- INPUT FOR THIS TASK:
════════
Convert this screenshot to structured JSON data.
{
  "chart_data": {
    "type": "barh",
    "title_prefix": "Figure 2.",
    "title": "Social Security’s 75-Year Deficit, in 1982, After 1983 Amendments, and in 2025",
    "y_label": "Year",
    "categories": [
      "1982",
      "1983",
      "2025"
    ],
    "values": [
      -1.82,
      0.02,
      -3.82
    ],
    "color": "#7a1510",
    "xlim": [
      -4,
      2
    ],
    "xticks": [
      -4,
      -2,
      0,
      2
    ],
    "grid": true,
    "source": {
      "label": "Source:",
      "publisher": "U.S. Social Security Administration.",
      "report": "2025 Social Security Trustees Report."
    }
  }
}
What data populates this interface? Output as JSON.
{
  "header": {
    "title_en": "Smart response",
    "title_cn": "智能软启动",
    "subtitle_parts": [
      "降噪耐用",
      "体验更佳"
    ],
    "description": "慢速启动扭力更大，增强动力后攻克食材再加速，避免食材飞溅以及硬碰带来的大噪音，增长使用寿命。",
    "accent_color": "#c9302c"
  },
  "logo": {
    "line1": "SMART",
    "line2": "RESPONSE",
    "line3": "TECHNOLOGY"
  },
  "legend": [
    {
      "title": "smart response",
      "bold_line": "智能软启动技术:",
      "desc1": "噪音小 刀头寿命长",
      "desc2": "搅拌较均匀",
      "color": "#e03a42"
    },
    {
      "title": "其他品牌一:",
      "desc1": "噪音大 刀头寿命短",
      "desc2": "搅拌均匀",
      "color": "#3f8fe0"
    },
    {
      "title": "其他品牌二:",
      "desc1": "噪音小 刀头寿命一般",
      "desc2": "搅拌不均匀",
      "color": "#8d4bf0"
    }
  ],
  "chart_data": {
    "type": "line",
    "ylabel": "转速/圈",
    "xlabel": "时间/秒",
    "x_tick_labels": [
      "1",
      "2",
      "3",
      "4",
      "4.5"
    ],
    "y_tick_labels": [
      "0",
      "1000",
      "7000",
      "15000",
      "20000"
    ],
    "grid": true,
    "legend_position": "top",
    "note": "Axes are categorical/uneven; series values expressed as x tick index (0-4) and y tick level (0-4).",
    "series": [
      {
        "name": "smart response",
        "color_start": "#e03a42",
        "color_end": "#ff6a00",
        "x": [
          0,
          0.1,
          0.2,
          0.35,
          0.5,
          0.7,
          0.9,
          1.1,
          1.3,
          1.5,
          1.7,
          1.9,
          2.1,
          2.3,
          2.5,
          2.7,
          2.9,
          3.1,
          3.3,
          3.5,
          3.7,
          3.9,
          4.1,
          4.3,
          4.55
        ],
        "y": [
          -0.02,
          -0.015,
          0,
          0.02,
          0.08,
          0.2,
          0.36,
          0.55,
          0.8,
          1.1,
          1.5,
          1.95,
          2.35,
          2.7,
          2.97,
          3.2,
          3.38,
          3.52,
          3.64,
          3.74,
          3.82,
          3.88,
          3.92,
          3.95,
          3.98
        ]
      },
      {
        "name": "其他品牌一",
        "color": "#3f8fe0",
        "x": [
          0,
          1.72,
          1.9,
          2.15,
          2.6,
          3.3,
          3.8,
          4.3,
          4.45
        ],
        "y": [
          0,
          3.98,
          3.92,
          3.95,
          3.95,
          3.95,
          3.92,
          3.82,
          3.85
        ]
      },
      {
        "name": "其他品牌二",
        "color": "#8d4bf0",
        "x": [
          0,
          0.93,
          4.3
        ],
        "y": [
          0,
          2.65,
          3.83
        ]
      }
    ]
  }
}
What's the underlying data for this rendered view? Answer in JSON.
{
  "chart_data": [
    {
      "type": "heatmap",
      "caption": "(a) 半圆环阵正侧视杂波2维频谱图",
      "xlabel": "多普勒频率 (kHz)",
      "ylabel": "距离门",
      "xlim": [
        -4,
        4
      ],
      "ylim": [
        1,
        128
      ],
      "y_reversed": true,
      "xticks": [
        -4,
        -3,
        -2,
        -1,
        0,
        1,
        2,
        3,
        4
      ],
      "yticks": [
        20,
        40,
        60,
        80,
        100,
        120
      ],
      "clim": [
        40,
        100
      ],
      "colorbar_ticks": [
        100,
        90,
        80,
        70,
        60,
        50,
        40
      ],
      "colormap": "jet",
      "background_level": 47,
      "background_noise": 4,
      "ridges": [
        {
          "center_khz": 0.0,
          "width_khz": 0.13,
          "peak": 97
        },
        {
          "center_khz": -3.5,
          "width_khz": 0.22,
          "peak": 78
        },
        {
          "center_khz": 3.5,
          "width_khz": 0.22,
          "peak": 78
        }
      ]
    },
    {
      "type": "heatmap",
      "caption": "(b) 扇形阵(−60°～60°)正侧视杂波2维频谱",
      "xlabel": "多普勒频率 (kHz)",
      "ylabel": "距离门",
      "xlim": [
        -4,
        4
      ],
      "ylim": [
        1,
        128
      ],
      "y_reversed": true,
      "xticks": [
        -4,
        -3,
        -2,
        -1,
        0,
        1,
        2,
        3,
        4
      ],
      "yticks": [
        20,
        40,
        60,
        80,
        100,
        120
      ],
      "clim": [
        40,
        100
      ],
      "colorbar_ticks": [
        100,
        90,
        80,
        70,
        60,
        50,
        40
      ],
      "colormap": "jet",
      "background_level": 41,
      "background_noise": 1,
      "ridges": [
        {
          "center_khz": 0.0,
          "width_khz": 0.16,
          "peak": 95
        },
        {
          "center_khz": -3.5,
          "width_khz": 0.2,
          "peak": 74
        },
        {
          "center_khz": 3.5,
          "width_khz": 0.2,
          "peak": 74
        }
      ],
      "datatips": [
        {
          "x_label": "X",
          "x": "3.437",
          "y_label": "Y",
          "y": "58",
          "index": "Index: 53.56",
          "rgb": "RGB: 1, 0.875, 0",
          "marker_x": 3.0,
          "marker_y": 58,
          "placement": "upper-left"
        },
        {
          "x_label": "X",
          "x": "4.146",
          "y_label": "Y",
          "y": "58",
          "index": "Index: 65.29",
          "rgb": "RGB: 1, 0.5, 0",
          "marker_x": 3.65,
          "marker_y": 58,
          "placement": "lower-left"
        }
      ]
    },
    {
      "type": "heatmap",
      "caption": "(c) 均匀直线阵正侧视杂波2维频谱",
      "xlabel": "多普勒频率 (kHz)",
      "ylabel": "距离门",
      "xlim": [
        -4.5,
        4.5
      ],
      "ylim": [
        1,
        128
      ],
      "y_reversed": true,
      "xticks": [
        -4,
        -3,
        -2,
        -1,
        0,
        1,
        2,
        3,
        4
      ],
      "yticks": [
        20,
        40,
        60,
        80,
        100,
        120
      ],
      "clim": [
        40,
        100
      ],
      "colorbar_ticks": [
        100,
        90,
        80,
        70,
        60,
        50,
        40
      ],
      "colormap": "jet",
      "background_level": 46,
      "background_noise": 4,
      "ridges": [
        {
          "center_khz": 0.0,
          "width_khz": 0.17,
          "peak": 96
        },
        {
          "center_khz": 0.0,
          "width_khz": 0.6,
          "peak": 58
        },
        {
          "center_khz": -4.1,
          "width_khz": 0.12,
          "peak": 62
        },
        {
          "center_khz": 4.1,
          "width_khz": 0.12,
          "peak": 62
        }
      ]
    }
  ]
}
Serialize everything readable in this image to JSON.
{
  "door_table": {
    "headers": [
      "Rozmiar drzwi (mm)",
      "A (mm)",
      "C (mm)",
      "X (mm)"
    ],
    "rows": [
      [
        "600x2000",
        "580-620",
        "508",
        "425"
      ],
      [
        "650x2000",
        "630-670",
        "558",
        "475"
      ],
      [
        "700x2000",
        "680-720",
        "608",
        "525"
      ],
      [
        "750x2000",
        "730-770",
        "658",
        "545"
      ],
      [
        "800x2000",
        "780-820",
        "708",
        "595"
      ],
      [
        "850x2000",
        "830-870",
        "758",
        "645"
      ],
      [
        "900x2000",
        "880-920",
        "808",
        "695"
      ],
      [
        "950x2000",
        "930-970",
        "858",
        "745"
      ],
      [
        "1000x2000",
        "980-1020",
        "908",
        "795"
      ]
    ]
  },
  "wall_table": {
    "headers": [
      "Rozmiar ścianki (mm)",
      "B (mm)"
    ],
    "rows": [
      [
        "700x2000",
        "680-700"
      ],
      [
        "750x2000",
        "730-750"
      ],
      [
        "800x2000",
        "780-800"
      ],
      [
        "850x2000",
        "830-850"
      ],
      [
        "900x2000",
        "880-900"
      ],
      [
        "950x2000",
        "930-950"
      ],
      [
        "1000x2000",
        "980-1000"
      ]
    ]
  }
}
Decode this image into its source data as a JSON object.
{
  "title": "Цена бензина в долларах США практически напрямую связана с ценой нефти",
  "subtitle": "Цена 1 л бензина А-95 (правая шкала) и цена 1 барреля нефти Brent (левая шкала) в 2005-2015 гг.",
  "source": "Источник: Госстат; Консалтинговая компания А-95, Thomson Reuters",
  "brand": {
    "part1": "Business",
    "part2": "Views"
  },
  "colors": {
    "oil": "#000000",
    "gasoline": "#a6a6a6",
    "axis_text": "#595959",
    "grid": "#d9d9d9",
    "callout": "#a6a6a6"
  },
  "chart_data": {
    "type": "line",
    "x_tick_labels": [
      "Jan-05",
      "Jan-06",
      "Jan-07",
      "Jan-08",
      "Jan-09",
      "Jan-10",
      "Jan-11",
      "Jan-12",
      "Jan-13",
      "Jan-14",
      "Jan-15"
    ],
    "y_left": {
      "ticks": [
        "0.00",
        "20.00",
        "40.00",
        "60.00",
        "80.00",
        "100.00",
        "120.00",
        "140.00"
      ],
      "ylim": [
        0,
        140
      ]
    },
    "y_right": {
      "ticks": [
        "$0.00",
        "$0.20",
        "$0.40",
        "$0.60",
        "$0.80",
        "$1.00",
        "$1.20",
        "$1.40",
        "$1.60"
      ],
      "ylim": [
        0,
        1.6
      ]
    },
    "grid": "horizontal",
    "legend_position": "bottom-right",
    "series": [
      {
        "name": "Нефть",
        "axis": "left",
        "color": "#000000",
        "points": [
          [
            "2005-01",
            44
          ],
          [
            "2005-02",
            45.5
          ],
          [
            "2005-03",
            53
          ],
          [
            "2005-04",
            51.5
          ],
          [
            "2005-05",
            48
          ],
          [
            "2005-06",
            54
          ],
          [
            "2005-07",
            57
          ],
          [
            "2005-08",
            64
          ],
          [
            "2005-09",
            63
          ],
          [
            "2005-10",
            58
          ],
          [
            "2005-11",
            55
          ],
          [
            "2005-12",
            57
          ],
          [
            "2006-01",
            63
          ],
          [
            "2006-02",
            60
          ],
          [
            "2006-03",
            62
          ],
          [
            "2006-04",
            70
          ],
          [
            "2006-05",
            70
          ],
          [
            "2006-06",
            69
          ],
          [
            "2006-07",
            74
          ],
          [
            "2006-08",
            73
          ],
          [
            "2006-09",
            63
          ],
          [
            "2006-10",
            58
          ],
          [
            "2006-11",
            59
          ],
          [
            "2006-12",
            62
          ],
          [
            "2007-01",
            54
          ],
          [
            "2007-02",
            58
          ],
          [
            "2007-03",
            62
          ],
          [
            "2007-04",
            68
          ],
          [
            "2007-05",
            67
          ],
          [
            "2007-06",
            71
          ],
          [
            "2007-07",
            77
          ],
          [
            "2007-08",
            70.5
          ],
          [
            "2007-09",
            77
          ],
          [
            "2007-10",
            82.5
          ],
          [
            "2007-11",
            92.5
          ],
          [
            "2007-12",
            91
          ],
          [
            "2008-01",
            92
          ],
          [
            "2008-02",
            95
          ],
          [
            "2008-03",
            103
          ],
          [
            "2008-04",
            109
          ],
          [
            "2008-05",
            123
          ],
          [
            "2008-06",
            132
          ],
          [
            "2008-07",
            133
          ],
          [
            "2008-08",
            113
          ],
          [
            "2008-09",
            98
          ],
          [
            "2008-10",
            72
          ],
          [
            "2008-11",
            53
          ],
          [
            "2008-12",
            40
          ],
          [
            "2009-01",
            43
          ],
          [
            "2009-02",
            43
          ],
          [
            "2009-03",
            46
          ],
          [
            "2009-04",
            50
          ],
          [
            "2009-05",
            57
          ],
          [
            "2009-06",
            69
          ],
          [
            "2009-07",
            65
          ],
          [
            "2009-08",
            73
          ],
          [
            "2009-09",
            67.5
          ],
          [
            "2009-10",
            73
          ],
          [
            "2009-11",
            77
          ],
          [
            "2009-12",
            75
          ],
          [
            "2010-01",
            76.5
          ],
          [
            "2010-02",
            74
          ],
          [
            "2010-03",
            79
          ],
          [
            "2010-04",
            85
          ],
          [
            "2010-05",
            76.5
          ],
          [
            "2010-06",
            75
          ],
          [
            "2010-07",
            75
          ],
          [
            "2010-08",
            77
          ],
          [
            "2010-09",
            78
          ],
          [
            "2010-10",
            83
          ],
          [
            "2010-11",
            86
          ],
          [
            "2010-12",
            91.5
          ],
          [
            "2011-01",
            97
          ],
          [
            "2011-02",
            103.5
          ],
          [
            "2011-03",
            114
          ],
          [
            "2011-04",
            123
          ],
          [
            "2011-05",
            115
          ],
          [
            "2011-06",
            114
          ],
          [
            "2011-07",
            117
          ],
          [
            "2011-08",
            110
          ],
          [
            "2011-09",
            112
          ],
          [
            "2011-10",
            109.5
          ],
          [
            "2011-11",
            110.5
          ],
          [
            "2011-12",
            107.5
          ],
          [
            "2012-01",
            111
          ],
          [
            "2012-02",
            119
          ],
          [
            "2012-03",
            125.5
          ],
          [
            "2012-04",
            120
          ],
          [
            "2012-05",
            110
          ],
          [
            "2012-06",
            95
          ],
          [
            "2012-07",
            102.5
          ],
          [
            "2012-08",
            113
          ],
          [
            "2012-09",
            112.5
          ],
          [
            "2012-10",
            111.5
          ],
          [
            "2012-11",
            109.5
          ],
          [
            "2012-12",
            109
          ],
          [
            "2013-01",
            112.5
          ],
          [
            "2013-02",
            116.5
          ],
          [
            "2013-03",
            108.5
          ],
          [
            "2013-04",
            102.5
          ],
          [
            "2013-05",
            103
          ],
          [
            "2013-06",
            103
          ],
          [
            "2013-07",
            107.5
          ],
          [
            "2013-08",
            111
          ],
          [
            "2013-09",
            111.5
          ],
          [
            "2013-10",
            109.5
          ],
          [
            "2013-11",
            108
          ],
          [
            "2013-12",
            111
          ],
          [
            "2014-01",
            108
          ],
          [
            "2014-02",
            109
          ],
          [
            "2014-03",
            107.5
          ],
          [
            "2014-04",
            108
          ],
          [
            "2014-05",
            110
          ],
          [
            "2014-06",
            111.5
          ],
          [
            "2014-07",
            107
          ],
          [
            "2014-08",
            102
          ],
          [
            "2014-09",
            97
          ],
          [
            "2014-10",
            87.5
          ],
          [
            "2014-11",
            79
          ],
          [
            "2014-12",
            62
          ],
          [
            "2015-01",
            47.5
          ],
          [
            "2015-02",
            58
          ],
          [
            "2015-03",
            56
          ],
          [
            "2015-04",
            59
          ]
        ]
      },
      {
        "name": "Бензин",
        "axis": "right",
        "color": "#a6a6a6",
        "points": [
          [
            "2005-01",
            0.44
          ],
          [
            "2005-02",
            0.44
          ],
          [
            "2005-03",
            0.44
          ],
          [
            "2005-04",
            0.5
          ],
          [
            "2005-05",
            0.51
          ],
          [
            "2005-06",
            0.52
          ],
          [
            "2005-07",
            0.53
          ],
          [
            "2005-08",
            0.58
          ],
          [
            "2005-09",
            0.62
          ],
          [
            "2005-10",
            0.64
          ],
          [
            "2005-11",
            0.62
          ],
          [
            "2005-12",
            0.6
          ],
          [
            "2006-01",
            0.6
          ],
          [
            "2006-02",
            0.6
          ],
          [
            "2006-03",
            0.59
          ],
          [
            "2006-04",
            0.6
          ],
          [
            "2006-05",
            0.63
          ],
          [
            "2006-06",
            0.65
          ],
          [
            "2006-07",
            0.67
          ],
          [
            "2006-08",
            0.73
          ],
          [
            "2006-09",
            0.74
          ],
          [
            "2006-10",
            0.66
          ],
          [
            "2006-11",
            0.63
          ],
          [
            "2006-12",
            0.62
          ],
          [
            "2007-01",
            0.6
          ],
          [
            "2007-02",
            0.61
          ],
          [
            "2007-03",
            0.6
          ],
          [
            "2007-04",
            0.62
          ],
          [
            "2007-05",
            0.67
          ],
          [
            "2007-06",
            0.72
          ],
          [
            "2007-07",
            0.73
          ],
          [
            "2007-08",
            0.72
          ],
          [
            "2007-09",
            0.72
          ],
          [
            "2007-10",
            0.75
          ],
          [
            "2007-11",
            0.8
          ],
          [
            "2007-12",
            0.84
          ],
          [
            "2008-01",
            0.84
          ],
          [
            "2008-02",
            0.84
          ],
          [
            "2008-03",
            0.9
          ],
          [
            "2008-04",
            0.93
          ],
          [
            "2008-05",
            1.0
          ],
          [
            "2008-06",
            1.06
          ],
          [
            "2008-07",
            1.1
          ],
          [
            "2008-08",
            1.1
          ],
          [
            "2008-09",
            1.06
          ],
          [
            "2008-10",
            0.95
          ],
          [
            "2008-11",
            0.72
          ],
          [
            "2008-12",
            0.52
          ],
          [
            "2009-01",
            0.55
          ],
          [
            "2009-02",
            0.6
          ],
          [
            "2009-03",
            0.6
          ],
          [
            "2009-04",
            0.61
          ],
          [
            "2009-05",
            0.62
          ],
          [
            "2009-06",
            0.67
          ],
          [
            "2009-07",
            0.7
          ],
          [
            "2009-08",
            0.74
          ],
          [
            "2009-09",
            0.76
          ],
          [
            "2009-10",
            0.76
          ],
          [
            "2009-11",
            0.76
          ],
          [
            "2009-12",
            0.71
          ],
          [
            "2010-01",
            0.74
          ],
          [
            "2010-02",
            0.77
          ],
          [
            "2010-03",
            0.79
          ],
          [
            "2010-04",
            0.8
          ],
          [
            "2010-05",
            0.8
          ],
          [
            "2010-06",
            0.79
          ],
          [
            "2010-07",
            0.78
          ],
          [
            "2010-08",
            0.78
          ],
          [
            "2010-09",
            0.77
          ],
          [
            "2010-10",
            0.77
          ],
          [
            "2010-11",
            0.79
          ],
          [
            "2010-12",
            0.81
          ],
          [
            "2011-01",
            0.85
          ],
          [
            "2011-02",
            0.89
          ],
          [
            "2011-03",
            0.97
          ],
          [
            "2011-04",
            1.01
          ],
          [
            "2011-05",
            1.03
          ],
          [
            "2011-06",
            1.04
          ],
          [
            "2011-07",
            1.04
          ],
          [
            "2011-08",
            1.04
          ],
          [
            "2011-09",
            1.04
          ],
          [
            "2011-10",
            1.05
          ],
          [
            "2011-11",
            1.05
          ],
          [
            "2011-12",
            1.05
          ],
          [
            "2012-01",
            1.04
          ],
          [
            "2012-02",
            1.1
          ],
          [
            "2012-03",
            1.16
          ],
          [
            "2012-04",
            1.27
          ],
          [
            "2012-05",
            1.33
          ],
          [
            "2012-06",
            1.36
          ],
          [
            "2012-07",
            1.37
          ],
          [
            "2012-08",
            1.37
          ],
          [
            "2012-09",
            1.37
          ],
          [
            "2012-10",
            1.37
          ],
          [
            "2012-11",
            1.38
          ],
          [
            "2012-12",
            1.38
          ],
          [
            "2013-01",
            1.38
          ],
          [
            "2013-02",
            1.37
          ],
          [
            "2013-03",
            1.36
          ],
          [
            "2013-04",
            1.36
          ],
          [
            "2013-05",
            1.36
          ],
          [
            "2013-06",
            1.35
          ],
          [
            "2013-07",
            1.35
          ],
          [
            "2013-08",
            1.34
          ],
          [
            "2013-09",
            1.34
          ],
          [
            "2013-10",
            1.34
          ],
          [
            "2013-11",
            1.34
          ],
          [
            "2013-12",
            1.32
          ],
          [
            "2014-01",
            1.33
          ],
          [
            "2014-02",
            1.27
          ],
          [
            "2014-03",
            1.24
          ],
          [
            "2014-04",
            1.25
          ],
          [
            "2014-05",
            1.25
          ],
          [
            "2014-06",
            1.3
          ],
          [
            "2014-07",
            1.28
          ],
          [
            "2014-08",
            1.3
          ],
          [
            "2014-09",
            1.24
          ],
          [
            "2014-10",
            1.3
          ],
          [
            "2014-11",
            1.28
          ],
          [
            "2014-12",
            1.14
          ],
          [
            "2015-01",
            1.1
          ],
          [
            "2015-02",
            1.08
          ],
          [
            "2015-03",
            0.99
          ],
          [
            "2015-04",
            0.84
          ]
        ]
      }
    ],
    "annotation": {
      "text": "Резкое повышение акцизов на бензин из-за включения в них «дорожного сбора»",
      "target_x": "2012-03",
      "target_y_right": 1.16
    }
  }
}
════════
- AIM OF THE EXERCISE:
Using the material above, gather every line that includes "JSON".

- REPLY TO THE EXERCISE:
Convert this screenshot to structured JSON data.
What data populates this interface? Output as JSON.
What's the underlying data for this rendered view? Answer in JSON.
Serialize everything readable in this image to JSON.
Decode this image into its source data as a JSON object.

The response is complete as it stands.